> _STATED TASK_: Identify the lines that contain the word "icon" and copy each one.

> _RAW RECORDS_:
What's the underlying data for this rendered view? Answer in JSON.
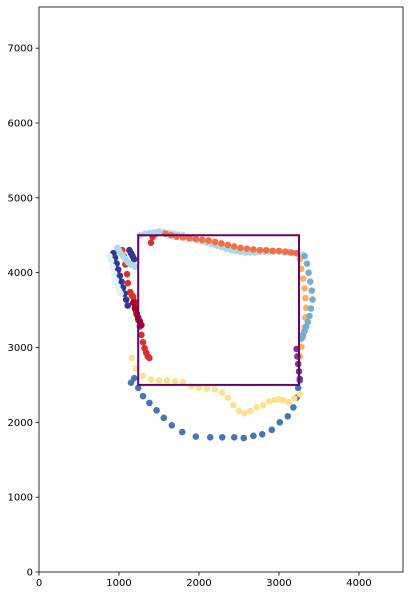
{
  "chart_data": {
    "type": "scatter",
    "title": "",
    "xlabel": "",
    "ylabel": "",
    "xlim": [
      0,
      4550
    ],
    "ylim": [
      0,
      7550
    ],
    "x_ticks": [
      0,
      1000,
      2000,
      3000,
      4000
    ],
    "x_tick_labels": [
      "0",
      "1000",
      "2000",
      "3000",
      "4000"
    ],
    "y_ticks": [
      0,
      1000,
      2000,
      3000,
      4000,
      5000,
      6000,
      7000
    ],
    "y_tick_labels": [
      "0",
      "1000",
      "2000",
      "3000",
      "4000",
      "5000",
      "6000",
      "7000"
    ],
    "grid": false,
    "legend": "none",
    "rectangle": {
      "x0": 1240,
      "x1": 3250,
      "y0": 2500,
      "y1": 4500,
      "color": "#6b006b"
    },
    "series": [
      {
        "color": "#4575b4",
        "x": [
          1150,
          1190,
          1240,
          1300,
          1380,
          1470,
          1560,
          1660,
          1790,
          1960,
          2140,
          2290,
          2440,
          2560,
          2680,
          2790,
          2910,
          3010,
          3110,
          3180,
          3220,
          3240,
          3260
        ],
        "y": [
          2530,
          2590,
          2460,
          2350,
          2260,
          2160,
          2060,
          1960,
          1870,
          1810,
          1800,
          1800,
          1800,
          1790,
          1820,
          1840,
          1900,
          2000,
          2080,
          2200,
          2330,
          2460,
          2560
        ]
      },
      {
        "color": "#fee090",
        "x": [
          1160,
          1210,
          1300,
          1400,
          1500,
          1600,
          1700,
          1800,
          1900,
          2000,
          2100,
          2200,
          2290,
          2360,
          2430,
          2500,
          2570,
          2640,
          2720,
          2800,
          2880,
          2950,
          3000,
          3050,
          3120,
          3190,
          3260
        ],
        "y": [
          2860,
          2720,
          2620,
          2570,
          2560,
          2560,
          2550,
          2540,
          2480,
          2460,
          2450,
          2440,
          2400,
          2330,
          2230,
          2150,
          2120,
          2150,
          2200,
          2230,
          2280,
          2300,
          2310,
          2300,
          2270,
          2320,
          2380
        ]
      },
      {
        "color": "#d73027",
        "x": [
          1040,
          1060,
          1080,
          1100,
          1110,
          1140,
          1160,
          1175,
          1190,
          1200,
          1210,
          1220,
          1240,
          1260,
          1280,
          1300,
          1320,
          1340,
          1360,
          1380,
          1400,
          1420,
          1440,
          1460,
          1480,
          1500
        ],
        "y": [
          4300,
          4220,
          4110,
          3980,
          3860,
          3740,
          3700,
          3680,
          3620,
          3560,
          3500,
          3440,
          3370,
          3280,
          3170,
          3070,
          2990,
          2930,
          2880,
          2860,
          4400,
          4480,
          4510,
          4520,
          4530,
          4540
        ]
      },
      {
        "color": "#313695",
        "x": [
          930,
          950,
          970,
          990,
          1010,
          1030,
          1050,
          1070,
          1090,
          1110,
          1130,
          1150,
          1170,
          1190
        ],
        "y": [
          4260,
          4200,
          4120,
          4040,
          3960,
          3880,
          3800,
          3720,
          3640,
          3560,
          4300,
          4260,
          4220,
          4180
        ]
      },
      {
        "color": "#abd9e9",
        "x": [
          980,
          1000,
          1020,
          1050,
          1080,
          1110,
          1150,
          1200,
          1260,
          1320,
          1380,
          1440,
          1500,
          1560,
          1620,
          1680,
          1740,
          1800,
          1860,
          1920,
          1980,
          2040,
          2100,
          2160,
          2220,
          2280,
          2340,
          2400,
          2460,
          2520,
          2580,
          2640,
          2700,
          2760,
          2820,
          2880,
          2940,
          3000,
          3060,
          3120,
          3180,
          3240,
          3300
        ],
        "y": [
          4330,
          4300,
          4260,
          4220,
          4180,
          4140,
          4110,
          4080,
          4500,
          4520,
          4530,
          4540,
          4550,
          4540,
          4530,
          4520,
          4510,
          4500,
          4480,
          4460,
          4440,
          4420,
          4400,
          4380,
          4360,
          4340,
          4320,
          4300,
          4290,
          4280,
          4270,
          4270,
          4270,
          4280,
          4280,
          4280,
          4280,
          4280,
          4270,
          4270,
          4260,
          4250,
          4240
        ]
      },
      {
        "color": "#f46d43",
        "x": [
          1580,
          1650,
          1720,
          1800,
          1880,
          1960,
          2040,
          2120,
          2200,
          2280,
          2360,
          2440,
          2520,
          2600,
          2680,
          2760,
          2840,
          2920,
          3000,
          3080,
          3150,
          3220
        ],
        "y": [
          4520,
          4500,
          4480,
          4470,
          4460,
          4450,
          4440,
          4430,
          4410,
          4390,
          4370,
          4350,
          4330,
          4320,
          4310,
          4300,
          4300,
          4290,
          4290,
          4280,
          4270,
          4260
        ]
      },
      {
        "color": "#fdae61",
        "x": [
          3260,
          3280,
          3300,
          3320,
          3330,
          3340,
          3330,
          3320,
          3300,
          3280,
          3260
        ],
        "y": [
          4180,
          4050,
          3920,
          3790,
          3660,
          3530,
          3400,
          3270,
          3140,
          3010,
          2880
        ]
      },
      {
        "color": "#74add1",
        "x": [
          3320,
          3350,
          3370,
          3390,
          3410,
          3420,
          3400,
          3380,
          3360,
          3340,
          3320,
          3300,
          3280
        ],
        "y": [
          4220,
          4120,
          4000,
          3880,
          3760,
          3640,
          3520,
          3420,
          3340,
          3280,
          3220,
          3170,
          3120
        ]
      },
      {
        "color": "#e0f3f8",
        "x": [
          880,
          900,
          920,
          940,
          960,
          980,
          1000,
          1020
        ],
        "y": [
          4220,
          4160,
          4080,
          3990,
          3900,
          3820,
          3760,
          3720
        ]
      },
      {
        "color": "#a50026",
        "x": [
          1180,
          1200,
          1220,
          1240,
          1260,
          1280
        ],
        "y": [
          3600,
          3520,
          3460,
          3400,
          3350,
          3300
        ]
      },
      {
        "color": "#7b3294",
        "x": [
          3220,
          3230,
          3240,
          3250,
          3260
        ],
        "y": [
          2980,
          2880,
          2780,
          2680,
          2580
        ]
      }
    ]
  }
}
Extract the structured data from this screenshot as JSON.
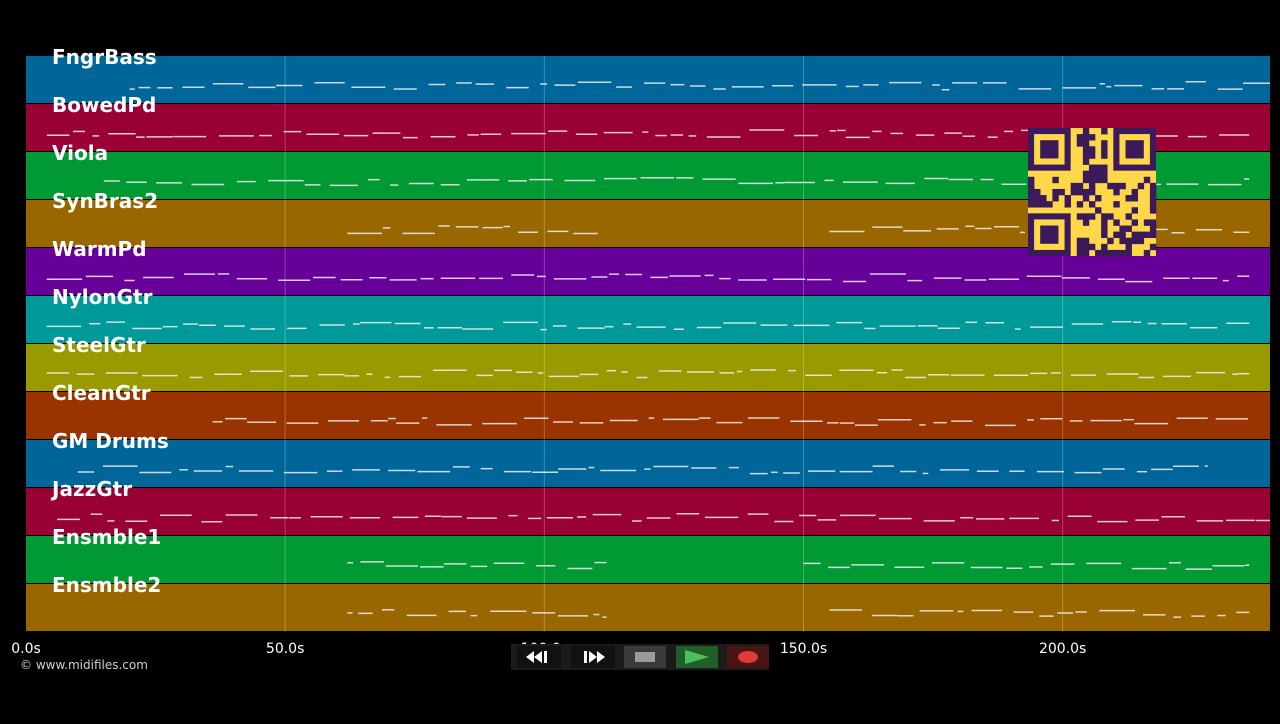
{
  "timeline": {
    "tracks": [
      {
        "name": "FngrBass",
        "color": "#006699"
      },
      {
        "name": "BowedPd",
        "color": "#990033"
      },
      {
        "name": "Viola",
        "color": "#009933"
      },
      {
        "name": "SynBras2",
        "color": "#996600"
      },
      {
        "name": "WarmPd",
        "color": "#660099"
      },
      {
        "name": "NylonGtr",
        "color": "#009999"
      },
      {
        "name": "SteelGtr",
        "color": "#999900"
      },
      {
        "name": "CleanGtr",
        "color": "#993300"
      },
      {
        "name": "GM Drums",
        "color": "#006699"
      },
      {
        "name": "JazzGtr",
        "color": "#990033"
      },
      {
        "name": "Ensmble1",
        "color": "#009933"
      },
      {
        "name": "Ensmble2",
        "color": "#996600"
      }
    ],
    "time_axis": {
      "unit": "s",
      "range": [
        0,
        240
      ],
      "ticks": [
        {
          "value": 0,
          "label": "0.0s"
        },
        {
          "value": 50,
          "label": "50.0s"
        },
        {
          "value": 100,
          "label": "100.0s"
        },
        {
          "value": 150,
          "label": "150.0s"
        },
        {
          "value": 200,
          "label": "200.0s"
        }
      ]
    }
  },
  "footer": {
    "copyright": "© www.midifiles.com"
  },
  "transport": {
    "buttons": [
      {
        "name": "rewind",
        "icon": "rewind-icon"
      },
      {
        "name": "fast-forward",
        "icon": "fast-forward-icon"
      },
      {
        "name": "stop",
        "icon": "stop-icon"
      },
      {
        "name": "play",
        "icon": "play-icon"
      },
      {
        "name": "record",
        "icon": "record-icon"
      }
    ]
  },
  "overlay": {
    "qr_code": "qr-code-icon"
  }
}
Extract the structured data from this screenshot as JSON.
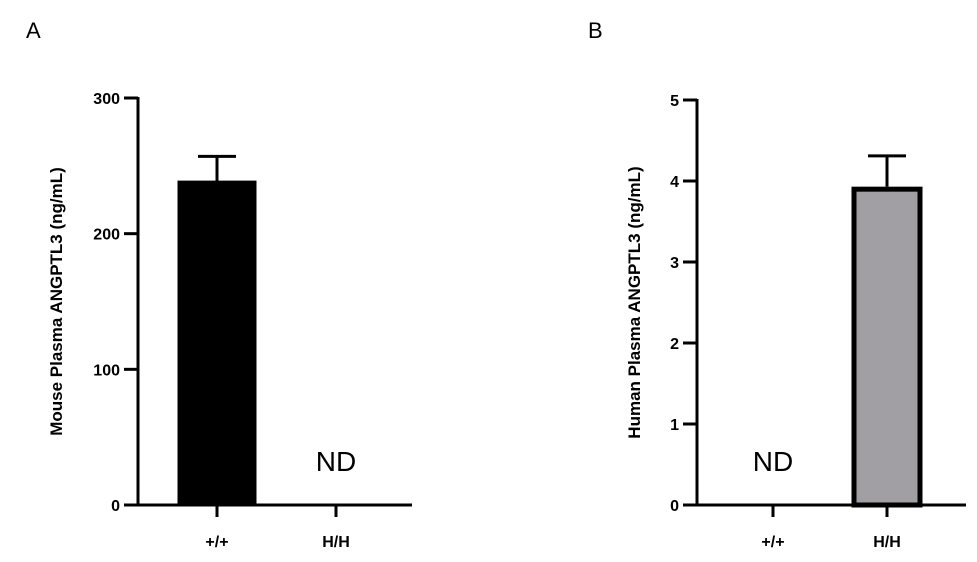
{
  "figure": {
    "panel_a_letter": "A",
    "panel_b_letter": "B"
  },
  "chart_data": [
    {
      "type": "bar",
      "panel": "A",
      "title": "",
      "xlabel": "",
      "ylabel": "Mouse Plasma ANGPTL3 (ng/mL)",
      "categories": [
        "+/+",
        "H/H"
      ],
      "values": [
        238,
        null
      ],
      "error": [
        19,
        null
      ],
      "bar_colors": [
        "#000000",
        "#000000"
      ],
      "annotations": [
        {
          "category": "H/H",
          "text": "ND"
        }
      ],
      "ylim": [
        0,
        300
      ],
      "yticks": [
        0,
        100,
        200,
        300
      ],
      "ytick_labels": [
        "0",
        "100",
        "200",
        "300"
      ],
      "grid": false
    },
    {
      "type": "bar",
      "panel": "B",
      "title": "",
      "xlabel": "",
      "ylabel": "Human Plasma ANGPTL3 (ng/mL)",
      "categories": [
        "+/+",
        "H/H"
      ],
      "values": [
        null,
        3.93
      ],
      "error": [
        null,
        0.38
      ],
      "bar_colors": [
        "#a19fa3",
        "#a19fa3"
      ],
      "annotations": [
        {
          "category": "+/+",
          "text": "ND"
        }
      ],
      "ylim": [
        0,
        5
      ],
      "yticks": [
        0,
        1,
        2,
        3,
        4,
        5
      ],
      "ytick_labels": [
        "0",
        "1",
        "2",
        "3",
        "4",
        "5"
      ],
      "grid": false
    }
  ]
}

> _CORRECT RESULT_:
        "icon": "rewind-icon"
        "icon": "fast-forward-icon"
        "icon": "stop-icon"
        "icon": "play-icon"
        "icon": "record-icon"
    "qr_code": "qr-code-icon"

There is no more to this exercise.